Data records:

·····

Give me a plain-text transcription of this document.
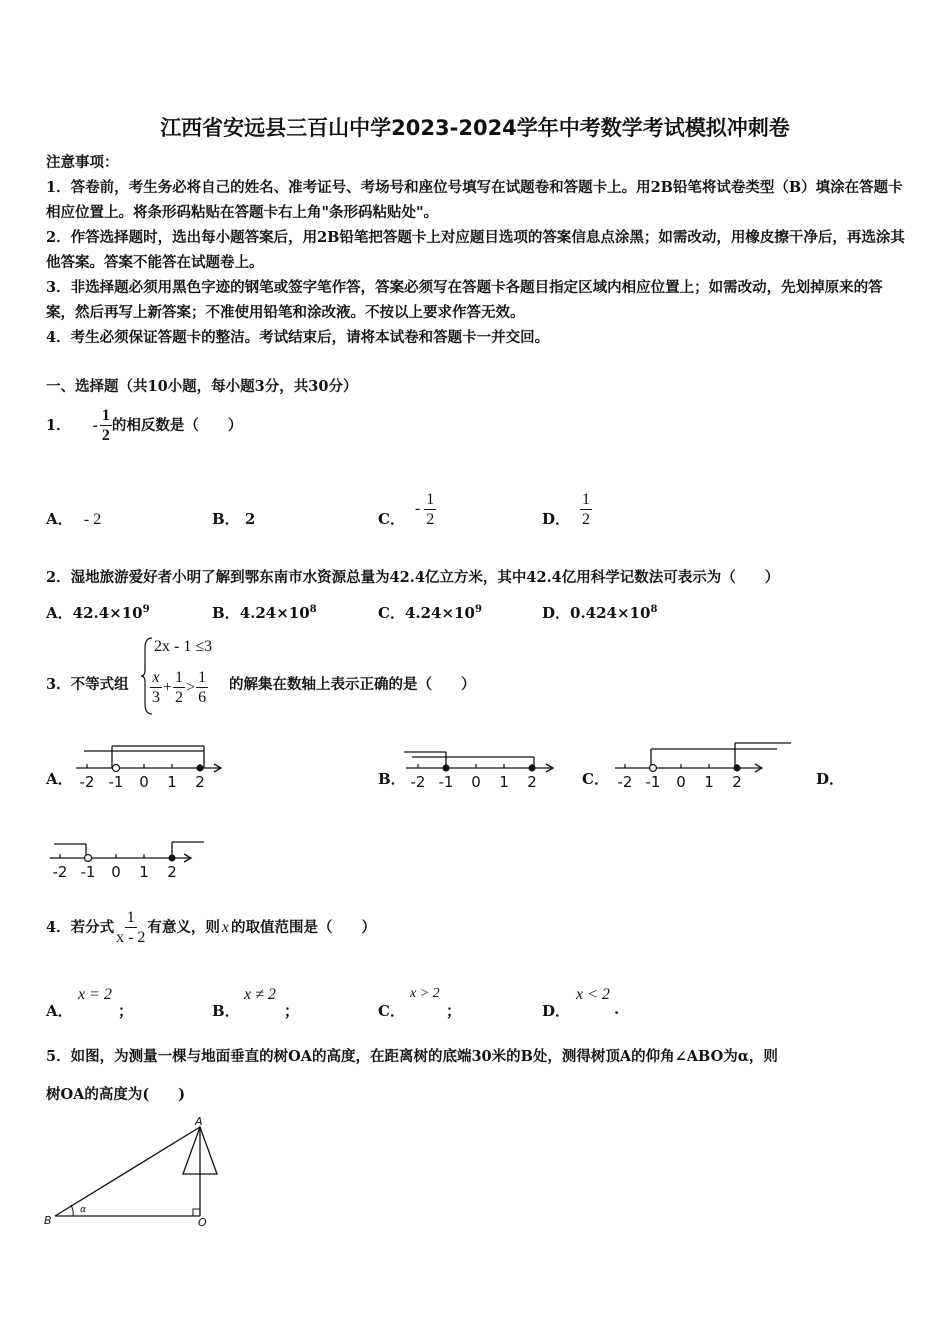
江西省安远县三百山中学2023-2024学年中考数学考试模拟冲刺卷
注意事项：
1．答卷前，考生务必将自己的姓名、准考证号、考场号和座位号填写在试题卷和答题卡上。用2B铅笔将试卷类型（B）填涂在答题卡相应位置上。将条形码粘贴在答题卡右上角"条形码粘贴处"。
2．作答选择题时，选出每小题答案后，用2B铅笔把答题卡上对应题目选项的答案信息点涂黑；如需改动，用橡皮擦干净后，再选涂其他答案。答案不能答在试题卷上。
3．非选择题必须用黑色字迹的钢笔或签字笔作答，答案必须写在答题卡各题目指定区域内相应位置上；如需改动，先划掉原来的答案，然后再写上新答案；不准使用铅笔和涂改液。不按以上要求作答无效。
4．考生必须保证答题卡的整洁。考试结束后，请将本试卷和答题卡一并交回。
一、选择题（共10小题，每小题3分，共30分）
1． - $\frac{1}{2}$ 的相反数是（　　）
A． - 2	B． 2	C．
- $\frac{1}{2}$	D． $\frac{1}{2}$
2．湿地旅游爱好者小明了解到鄂东南市水资源总量为42.4亿立方米，其中42.4亿用科学记数法可表示为（　　）
A．$42.4\times 10^9$	B．$4.24\times 10^8$	C．$4.24\times 10^9$	D．$0.424\times 10^8$
3．不等式组
2x - 1 ≤3
$\frac{x}{3} + \frac{1}{2} > \frac{1}{6}$ 的解集在数轴上表示正确的是（　　）
A．	B．	C．	D．
-2 -1 0 1 2	-2 -1 0 1 2	-2 -1 0 1 2
-2 -1 0 1 2
4．若分式 $\frac{1}{x - 2}$ 有意义，则 x 的取值范围是（　　）
A．
x = 2
；	B．
x ≠ 2
；	C．
x > 2
；	D．
x < 2
.
5．如图，为测量一棵与地面垂直的树OA的高度，在距离树的底端30米的B处，测得树顶A的仰角∠ABO为α，则
树OA的高度为(　　)
α
A
B	O
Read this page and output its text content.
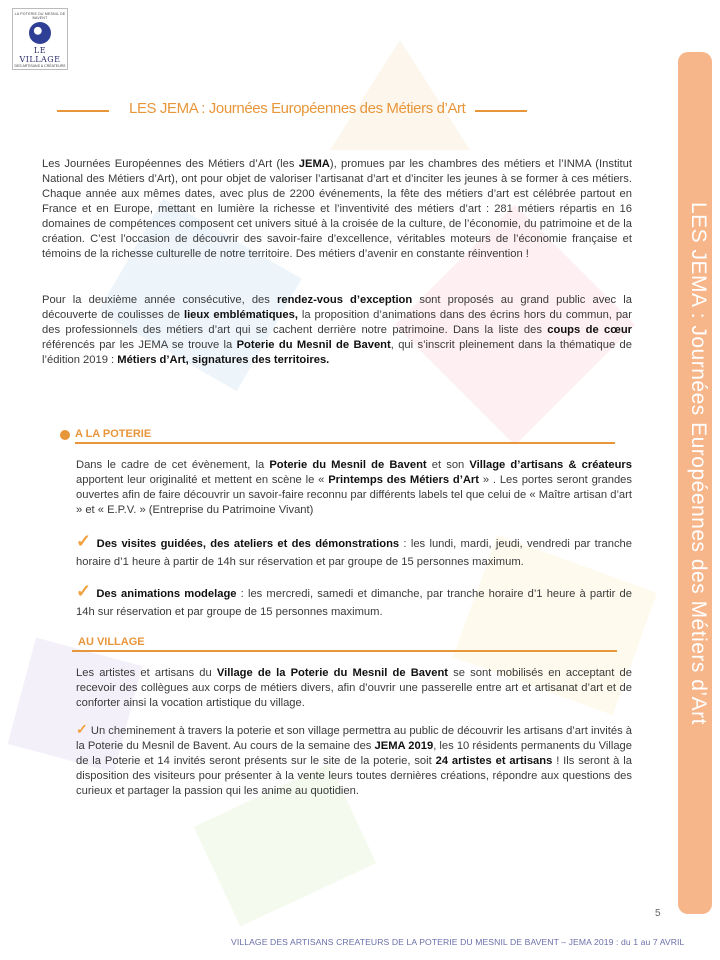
LA POTERIE DU MESNIL DE BAVENT
LE VILLAGE
DES ARTISANS & CRÉATEURS
LES JEMA : Journées Européennes des Métiers d’Art
LES JEMA : Journées Européennes des Métiers d’Art
Les Journées Européennes des Métiers d’Art (les JEMA), promues par les chambres des métiers et l’INMA (Institut National des Métiers d’Art), ont pour objet de valoriser l’artisanat d’art et d’inciter les jeunes à se former à ces métiers. Chaque année aux mêmes dates, avec plus de 2200 événements, la fête des métiers d’art est célébrée partout en France et en Europe, mettant en lumière la richesse et l’inventivité des métiers d’art : 281 métiers répartis en 16 domaines de compétences composent cet univers situé à la croisée de la culture, de l’économie, du patrimoine et de la création. C’est l’occasion de découvrir des savoir-faire d’excellence, véritables moteurs de l’économie française et témoins de la richesse culturelle de notre territoire. Des métiers d’avenir en constante réinvention !
Pour la deuxième année consécutive, des rendez-vous d’exception sont proposés au grand public avec la découverte de coulisses de lieux emblématiques, la proposition d’animations dans des écrins hors du commun, par des professionnels des métiers d’art qui se cachent derrière notre patrimoine. Dans la liste des coups de cœur référencés par les JEMA se trouve la Poterie du Mesnil de Bavent, qui s’inscrit pleinement dans la thématique de l’édition 2019 : Métiers d’Art, signatures des territoires.
A LA POTERIE
Dans le cadre de cet évènement, la Poterie du Mesnil de Bavent et son Village d’artisans & créateurs apportent leur originalité et mettent en scène le « Printemps des Métiers d’Art » . Les portes seront grandes ouvertes afin de faire découvrir un savoir-faire reconnu par différents labels tel que celui de « Maître artisan d’art » et « E.P.V. » (Entreprise du Patrimoine Vivant)
✓ Des visites guidées, des ateliers et des démonstrations : les lundi, mardi, jeudi, vendredi par tranche horaire d’1 heure à partir de 14h sur réservation et par groupe de 15 personnes maximum.
✓ Des animations modelage : les mercredi, samedi et dimanche, par tranche horaire d’1 heure à partir de 14h sur réservation et par groupe de 15 personnes maximum.
AU VILLAGE
Les artistes et artisans du Village de la Poterie du Mesnil de Bavent se sont mobilisés en acceptant de recevoir des collègues aux corps de métiers divers, afin d’ouvrir une passerelle entre art et artisanat d’art et de conforter ainsi la vocation artistique du village.
✓ Un cheminement à travers la poterie et son village permettra au public de découvrir les artisans d’art invités à la Poterie du Mesnil de Bavent. Au cours de la semaine des JEMA 2019, les 10 résidents permanents du Village de la Poterie et 14 invités seront présents sur le site de la poterie, soit 24 artistes et artisans ! Ils seront à la disposition des visiteurs pour présenter à la vente leurs toutes dernières créations, répondre aux questions des curieux et partager la passion qui les anime au quotidien.
5
VILLAGE DES ARTISANS CREATEURS DE LA POTERIE DU MESNIL DE BAVENT – JEMA 2019 : du 1 au 7 AVRIL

·····

▶ [PROBLEM REQUIREMENTS]: Return all the entries word for word, but omit any pictures they contain.

▶ [THE ANSWER]:
Give me a plain-text transcription of this document.
江西省安远县三百山中学2023-2024学年中考数学考试模拟冲刺卷
注意事项：
1．答卷前，考生务必将自己的姓名、准考证号、考场号和座位号填写在试题卷和答题卡上。用2B铅笔将试卷类型（B）填涂在答题卡相应位置上。将条形码粘贴在答题卡右上角"条形码粘贴处"。
2．作答选择题时，选出每小题答案后，用2B铅笔把答题卡上对应题目选项的答案信息点涂黑；如需改动，用橡皮擦干净后，再选涂其他答案。答案不能答在试题卷上。
3．非选择题必须用黑色字迹的钢笔或签字笔作答，答案必须写在答题卡各题目指定区域内相应位置上；如需改动，先划掉原来的答案，然后再写上新答案；不准使用铅笔和涂改液。不按以上要求作答无效。
4．考生必须保证答题卡的整洁。考试结束后，请将本试卷和答题卡一并交回。
一、选择题（共10小题，每小题3分，共30分）
1． - $\frac{1}{2}$ 的相反数是（　　）
A． - 2	B． 2	C．
- $\frac{1}{2}$	D． $\frac{1}{2}$
2．湿地旅游爱好者小明了解到鄂东南市水资源总量为42.4亿立方米，其中42.4亿用科学记数法可表示为（　　）
A．$42.4\times 10^9$	B．$4.24\times 10^8$	C．$4.24\times 10^9$	D．$0.424\times 10^8$
3．不等式组
2x - 1 ≤3
$\frac{x}{3} + \frac{1}{2} > \frac{1}{6}$ 的解集在数轴上表示正确的是（　　）
A．	B．	C．	D．
-2 -1 0 1 2	-2 -1 0 1 2	-2 -1 0 1 2
-2 -1 0 1 2
4．若分式 $\frac{1}{x - 2}$ 有意义，则 x 的取值范围是（　　）
A．
x = 2
；	B．
x ≠ 2
；	C．
x > 2
；	D．
x < 2
.
5．如图，为测量一棵与地面垂直的树OA的高度，在距离树的底端30米的B处，测得树顶A的仰角∠ABO为α，则
树OA的高度为(　　)
α
A
B	O
Read this page and output its text content.
LA POTERIE DU MESNIL DE BAVENT
LE VILLAGE
DES ARTISANS & CRÉATEURS
LES JEMA : Journées Européennes des Métiers d’Art
LES JEMA : Journées Européennes des Métiers d’Art
Les Journées Européennes des Métiers d’Art (les JEMA), promues par les chambres des métiers et l’INMA (Institut National des Métiers d’Art), ont pour objet de valoriser l’artisanat d’art et d’inciter les jeunes à se former à ces métiers. Chaque année aux mêmes dates, avec plus de 2200 événements, la fête des métiers d’art est célébrée partout en France et en Europe, mettant en lumière la richesse et l’inventivité des métiers d’art : 281 métiers répartis en 16 domaines de compétences composent cet univers situé à la croisée de la culture, de l’économie, du patrimoine et de la création. C’est l’occasion de découvrir des savoir-faire d’excellence, véritables moteurs de l’économie française et témoins de la richesse culturelle de notre territoire. Des métiers d’avenir en constante réinvention !
Pour la deuxième année consécutive, des rendez-vous d’exception sont proposés au grand public avec la découverte de coulisses de lieux emblématiques, la proposition d’animations dans des écrins hors du commun, par des professionnels des métiers d’art qui se cachent derrière notre patrimoine. Dans la liste des coups de cœur référencés par les JEMA se trouve la Poterie du Mesnil de Bavent, qui s’inscrit pleinement dans la thématique de l’édition 2019 : Métiers d’Art, signatures des territoires.
A LA POTERIE
Dans le cadre de cet évènement, la Poterie du Mesnil de Bavent et son Village d’artisans & créateurs apportent leur originalité et mettent en scène le « Printemps des Métiers d’Art » . Les portes seront grandes ouvertes afin de faire découvrir un savoir-faire reconnu par différents labels tel que celui de « Maître artisan d’art » et « E.P.V. » (Entreprise du Patrimoine Vivant)
✓ Des visites guidées, des ateliers et des démonstrations : les lundi, mardi, jeudi, vendredi par tranche horaire d’1 heure à partir de 14h sur réservation et par groupe de 15 personnes maximum.
✓ Des animations modelage : les mercredi, samedi et dimanche, par tranche horaire d’1 heure à partir de 14h sur réservation et par groupe de 15 personnes maximum.
AU VILLAGE
Les artistes et artisans du Village de la Poterie du Mesnil de Bavent se sont mobilisés en acceptant de recevoir des collègues aux corps de métiers divers, afin d’ouvrir une passerelle entre art et artisanat d’art et de conforter ainsi la vocation artistique du village.
✓ Un cheminement à travers la poterie et son village permettra au public de découvrir les artisans d’art invités à la Poterie du Mesnil de Bavent. Au cours de la semaine des JEMA 2019, les 10 résidents permanents du Village de la Poterie et 14 invités seront présents sur le site de la poterie, soit 24 artistes et artisans ! Ils seront à la disposition des visiteurs pour présenter à la vente leurs toutes dernières créations, répondre aux questions des curieux et partager la passion qui les anime au quotidien.
5
VILLAGE DES ARTISANS CREATEURS DE LA POTERIE DU MESNIL DE BAVENT – JEMA 2019 : du 1 au 7 AVRIL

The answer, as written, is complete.